◆ **TASK DESCRIPTION**
Records follow. Copy every line with "Segment".

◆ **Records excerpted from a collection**
———

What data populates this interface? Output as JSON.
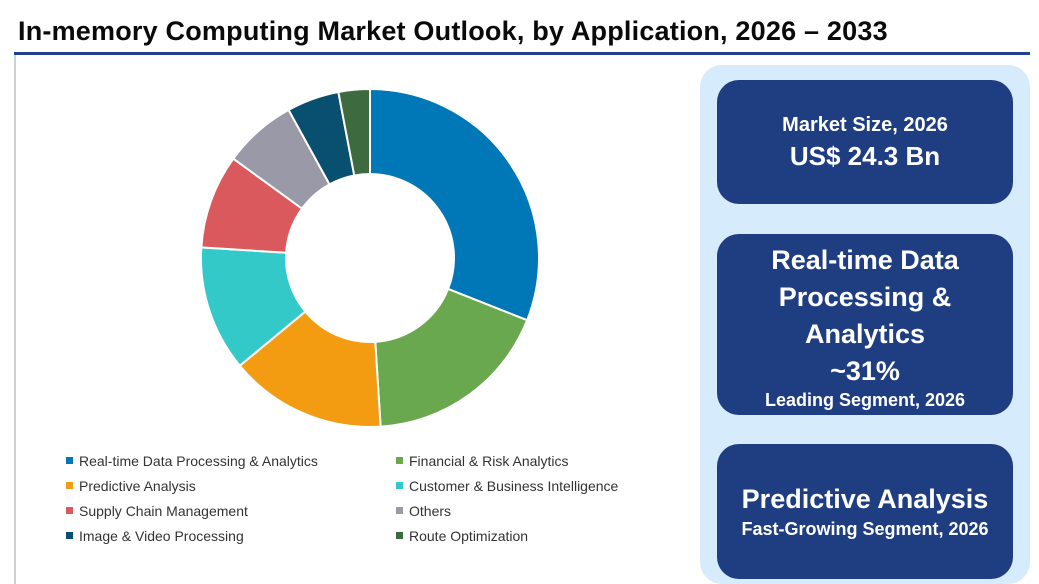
{
  "title": "In-memory Computing Market Outlook, by Application, 2026 – 2033",
  "chart_data": {
    "type": "pie",
    "donut": true,
    "categories": [
      "Real-time Data Processing & Analytics",
      "Financial & Risk Analytics",
      "Predictive Analysis",
      "Customer & Business Intelligence",
      "Supply Chain Management",
      "Others",
      "Image & Video Processing",
      "Route Optimization"
    ],
    "values": [
      31,
      18,
      15,
      12,
      9,
      7,
      5,
      3
    ],
    "colors": [
      "#0077b6",
      "#6aa84f",
      "#f39c12",
      "#33c9c9",
      "#d9595c",
      "#9a99a8",
      "#084f70",
      "#3d6b3f"
    ],
    "legend_order": [
      "Real-time Data Processing & Analytics",
      "Financial & Risk Analytics",
      "Predictive Analysis",
      "Customer & Business Intelligence",
      "Supply Chain Management",
      "Others",
      "Image & Video Processing",
      "Route Optimization"
    ],
    "legend_position": "bottom"
  },
  "cards": {
    "market_size": {
      "label": "Market Size, 2026",
      "value": "US$ 24.3 Bn"
    },
    "leading": {
      "name": "Real-time Data Processing & Analytics",
      "value": "~31%",
      "sub": "Leading Segment, 2026"
    },
    "fastest": {
      "name": "Predictive Analysis",
      "sub": "Fast-Growing Segment, 2026"
    }
  }
}
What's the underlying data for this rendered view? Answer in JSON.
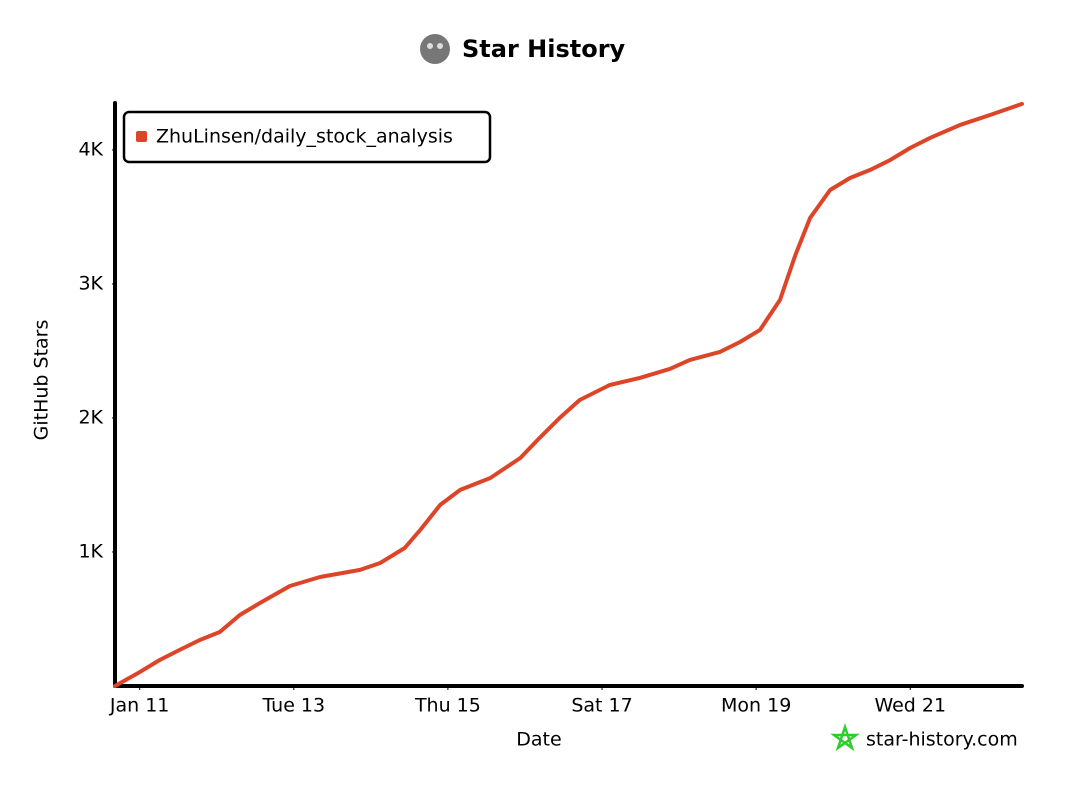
{
  "chart_data": {
    "type": "line",
    "title": "Star History",
    "x_label": "Date",
    "y_label": "GitHub Stars",
    "watermark": "star-history.com",
    "x": [
      10.68,
      11,
      11.26,
      11.52,
      11.78,
      12.04,
      12.3,
      12.56,
      12.95,
      13.34,
      13.86,
      14.12,
      14.44,
      14.64,
      14.9,
      15.16,
      15.55,
      15.94,
      16.19,
      16.45,
      16.71,
      17.1,
      17.49,
      17.88,
      18.14,
      18.53,
      18.79,
      19.05,
      19.31,
      19.51,
      19.7,
      19.96,
      20.22,
      20.48,
      20.74,
      21,
      21.26,
      21.65,
      22.04,
      22.45
    ],
    "series": [
      {
        "name": "ZhuLinsen/daily_stock_analysis",
        "color": "#dd4528",
        "values": [
          0,
          104,
          194,
          269,
          343,
          403,
          530,
          619,
          746,
          813,
          866,
          918,
          1030,
          1164,
          1351,
          1463,
          1552,
          1701,
          1851,
          2000,
          2134,
          2246,
          2299,
          2366,
          2433,
          2493,
          2567,
          2657,
          2881,
          3216,
          3493,
          3701,
          3791,
          3851,
          3925,
          4015,
          4090,
          4187,
          4261,
          4343
        ]
      }
    ],
    "xlim": [
      10.68,
      22.45
    ],
    "xticks": [
      {
        "value": 11,
        "label": "Jan 11"
      },
      {
        "value": 13,
        "label": "Tue 13"
      },
      {
        "value": 15,
        "label": "Thu 15"
      },
      {
        "value": 17,
        "label": "Sat 17"
      },
      {
        "value": 19,
        "label": "Mon 19"
      },
      {
        "value": 21,
        "label": "Wed 21"
      }
    ],
    "ylim": [
      0,
      4350
    ],
    "yticks": [
      {
        "value": 1000,
        "label": "1K"
      },
      {
        "value": 2000,
        "label": "2K"
      },
      {
        "value": 3000,
        "label": "3K"
      },
      {
        "value": 4000,
        "label": "4K"
      }
    ],
    "legend": "top-left"
  }
}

———

◆ **EXERCISE ANSWER**
      "sub": "Leading Segment, 2026"
      "sub": "Fast-Growing Segment, 2026"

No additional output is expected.